Work to be completed: Restate the full set of records exactly, without adding or dropping a word.

=-=-=

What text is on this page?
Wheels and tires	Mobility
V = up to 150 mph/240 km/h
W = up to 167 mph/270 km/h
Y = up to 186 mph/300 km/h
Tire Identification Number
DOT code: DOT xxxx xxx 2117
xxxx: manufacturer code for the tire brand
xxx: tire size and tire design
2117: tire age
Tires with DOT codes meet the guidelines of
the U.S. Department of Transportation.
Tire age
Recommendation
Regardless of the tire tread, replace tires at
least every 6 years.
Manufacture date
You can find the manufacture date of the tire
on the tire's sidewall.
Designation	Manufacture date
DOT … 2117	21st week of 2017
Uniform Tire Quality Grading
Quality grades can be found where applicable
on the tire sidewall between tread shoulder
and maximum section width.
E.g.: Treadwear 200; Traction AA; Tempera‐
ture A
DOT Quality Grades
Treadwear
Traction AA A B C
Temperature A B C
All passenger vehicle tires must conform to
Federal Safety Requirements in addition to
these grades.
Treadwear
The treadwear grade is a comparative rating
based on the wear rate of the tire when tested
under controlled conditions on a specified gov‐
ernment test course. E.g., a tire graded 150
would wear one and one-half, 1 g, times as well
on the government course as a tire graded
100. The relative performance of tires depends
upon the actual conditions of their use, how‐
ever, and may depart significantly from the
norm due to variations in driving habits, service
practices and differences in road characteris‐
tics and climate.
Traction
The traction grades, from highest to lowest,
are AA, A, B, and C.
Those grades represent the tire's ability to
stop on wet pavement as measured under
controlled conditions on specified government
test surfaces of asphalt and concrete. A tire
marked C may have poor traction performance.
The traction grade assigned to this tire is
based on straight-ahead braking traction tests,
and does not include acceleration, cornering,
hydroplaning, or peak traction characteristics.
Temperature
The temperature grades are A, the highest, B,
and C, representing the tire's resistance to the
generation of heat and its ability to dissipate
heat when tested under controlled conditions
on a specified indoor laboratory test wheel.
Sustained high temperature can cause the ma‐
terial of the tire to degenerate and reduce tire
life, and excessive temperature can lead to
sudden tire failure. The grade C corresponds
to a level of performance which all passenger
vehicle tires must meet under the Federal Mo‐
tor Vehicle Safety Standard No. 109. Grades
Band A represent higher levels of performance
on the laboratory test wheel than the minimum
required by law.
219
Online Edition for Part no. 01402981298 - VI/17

=-=-=

In response:
What text is on this page?
Wheels and tires	Mobility
V = up to 150 mph/240 km/h
W = up to 167 mph/270 km/h
Y = up to 186 mph/300 km/h
Tire Identification Number
DOT code: DOT xxxx xxx 2117
xxxx: manufacturer code for the tire brand
xxx: tire size and tire design
2117: tire age
Tires with DOT codes meet the guidelines of
the U.S. Department of Transportation.
Tire age
Recommendation
Regardless of the tire tread, replace tires at
least every 6 years.
Manufacture date
You can find the manufacture date of the tire
on the tire's sidewall.
Designation	Manufacture date
DOT … 2117	21st week of 2017
Uniform Tire Quality Grading
Quality grades can be found where applicable
on the tire sidewall between tread shoulder
and maximum section width.
E.g.: Treadwear 200; Traction AA; Tempera‐
ture A
DOT Quality Grades
Treadwear
Traction AA A B C
Temperature A B C
All passenger vehicle tires must conform to
Federal Safety Requirements in addition to
these grades.
Treadwear
The treadwear grade is a comparative rating
based on the wear rate of the tire when tested
under controlled conditions on a specified gov‐
ernment test course. E.g., a tire graded 150
would wear one and one-half, 1 g, times as well
on the government course as a tire graded
100. The relative performance of tires depends
upon the actual conditions of their use, how‐
ever, and may depart significantly from the
norm due to variations in driving habits, service
practices and differences in road characteris‐
tics and climate.
Traction
The traction grades, from highest to lowest,
are AA, A, B, and C.
Those grades represent the tire's ability to
stop on wet pavement as measured under
controlled conditions on specified government
test surfaces of asphalt and concrete. A tire
marked C may have poor traction performance.
The traction grade assigned to this tire is
based on straight-ahead braking traction tests,
and does not include acceleration, cornering,
hydroplaning, or peak traction characteristics.
Temperature
The temperature grades are A, the highest, B,
and C, representing the tire's resistance to the
generation of heat and its ability to dissipate
heat when tested under controlled conditions
on a specified indoor laboratory test wheel.
Sustained high temperature can cause the ma‐
terial of the tire to degenerate and reduce tire
life, and excessive temperature can lead to
sudden tire failure. The grade C corresponds
to a level of performance which all passenger
vehicle tires must meet under the Federal Mo‐
tor Vehicle Safety Standard No. 109. Grades
Band A represent higher levels of performance
on the laboratory test wheel than the minimum
required by law.
219
Online Edition for Part no. 01402981298 - VI/17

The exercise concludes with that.